Exercise requirements> Exactly as given, repeat all of the entries.

* Start Data provided *

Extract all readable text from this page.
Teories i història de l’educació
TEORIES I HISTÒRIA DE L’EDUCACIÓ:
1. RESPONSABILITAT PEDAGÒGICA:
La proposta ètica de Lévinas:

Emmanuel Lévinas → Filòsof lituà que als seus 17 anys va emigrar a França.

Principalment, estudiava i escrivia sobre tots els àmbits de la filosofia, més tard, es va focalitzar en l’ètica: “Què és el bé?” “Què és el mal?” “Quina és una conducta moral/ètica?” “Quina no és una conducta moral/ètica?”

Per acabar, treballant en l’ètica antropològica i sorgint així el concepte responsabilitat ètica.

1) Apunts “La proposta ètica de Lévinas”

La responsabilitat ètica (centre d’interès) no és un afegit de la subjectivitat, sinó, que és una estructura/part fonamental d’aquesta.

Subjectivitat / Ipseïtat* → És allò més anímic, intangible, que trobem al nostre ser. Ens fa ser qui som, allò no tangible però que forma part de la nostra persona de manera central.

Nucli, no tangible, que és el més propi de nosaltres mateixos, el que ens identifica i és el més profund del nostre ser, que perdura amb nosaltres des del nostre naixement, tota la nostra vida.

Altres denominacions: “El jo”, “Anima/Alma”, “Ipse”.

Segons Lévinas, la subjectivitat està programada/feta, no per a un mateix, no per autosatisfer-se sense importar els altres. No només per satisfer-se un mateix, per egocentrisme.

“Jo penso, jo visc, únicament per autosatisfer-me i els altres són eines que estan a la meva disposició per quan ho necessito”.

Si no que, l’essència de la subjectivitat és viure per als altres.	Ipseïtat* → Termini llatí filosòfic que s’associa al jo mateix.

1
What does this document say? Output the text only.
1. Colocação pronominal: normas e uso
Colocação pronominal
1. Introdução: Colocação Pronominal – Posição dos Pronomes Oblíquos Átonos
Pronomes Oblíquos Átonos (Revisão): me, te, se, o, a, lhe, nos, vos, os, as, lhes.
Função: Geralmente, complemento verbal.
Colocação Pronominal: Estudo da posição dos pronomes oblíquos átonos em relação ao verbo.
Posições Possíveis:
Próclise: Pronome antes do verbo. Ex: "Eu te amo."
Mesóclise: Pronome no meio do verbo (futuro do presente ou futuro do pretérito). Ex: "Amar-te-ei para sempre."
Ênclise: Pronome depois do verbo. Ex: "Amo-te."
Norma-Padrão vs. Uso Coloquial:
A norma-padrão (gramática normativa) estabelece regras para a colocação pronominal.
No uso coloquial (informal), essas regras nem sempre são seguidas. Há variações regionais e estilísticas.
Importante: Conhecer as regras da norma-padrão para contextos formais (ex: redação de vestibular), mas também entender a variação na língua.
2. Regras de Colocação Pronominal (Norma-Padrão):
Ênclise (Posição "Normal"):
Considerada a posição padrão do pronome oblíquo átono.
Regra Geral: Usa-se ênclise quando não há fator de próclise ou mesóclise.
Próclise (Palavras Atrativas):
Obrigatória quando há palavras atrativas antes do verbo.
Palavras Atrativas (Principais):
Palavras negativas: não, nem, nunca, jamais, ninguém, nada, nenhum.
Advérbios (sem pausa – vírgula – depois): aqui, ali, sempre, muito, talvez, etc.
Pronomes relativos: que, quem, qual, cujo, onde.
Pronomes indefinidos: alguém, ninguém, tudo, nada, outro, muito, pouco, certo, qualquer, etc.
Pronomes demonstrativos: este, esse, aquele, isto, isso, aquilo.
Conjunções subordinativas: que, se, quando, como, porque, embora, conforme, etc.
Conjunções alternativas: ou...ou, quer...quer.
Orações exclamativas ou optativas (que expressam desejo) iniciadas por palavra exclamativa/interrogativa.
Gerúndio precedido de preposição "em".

* End Data provided *

Finished answer>
Extract all readable text from this page.
Teories i història de l’educació
TEORIES I HISTÒRIA DE L’EDUCACIÓ:
1. RESPONSABILITAT PEDAGÒGICA:
La proposta ètica de Lévinas:

Emmanuel Lévinas → Filòsof lituà que als seus 17 anys va emigrar a França.

Principalment, estudiava i escrivia sobre tots els àmbits de la filosofia, més tard, es va focalitzar en l’ètica: “Què és el bé?” “Què és el mal?” “Quina és una conducta moral/ètica?” “Quina no és una conducta moral/ètica?”

Per acabar, treballant en l’ètica antropològica i sorgint així el concepte responsabilitat ètica.

1) Apunts “La proposta ètica de Lévinas”

La responsabilitat ètica (centre d’interès) no és un afegit de la subjectivitat, sinó, que és una estructura/part fonamental d’aquesta.

Subjectivitat / Ipseïtat* → És allò més anímic, intangible, que trobem al nostre ser. Ens fa ser qui som, allò no tangible però que forma part de la nostra persona de manera central.

Nucli, no tangible, que és el més propi de nosaltres mateixos, el que ens identifica i és el més profund del nostre ser, que perdura amb nosaltres des del nostre naixement, tota la nostra vida.

Altres denominacions: “El jo”, “Anima/Alma”, “Ipse”.

Segons Lévinas, la subjectivitat està programada/feta, no per a un mateix, no per autosatisfer-se sense importar els altres. No només per satisfer-se un mateix, per egocentrisme.

“Jo penso, jo visc, únicament per autosatisfer-me i els altres són eines que estan a la meva disposició per quan ho necessito”.

Si no que, l’essència de la subjectivitat és viure per als altres.	Ipseïtat* → Termini llatí filosòfic que s’associa al jo mateix.

1
What does this document say? Output the text only.
1. Colocação pronominal: normas e uso
Colocação pronominal
1. Introdução: Colocação Pronominal – Posição dos Pronomes Oblíquos Átonos
Pronomes Oblíquos Átonos (Revisão): me, te, se, o, a, lhe, nos, vos, os, as, lhes.
Função: Geralmente, complemento verbal.
Colocação Pronominal: Estudo da posição dos pronomes oblíquos átonos em relação ao verbo.
Posições Possíveis:
Próclise: Pronome antes do verbo. Ex: "Eu te amo."
Mesóclise: Pronome no meio do verbo (futuro do presente ou futuro do pretérito). Ex: "Amar-te-ei para sempre."
Ênclise: Pronome depois do verbo. Ex: "Amo-te."
Norma-Padrão vs. Uso Coloquial:
A norma-padrão (gramática normativa) estabelece regras para a colocação pronominal.
No uso coloquial (informal), essas regras nem sempre são seguidas. Há variações regionais e estilísticas.
Importante: Conhecer as regras da norma-padrão para contextos formais (ex: redação de vestibular), mas também entender a variação na língua.
2. Regras de Colocação Pronominal (Norma-Padrão):
Ênclise (Posição "Normal"):
Considerada a posição padrão do pronome oblíquo átono.
Regra Geral: Usa-se ênclise quando não há fator de próclise ou mesóclise.
Próclise (Palavras Atrativas):
Obrigatória quando há palavras atrativas antes do verbo.
Palavras Atrativas (Principais):
Palavras negativas: não, nem, nunca, jamais, ninguém, nada, nenhum.
Advérbios (sem pausa – vírgula – depois): aqui, ali, sempre, muito, talvez, etc.
Pronomes relativos: que, quem, qual, cujo, onde.
Pronomes indefinidos: alguém, ninguém, tudo, nada, outro, muito, pouco, certo, qualquer, etc.
Pronomes demonstrativos: este, esse, aquele, isto, isso, aquilo.
Conjunções subordinativas: que, se, quando, como, porque, embora, conforme, etc.
Conjunções alternativas: ou...ou, quer...quer.
Orações exclamativas ou optativas (que expressam desejo) iniciadas por palavra exclamativa/interrogativa.
Gerúndio precedido de preposição "em".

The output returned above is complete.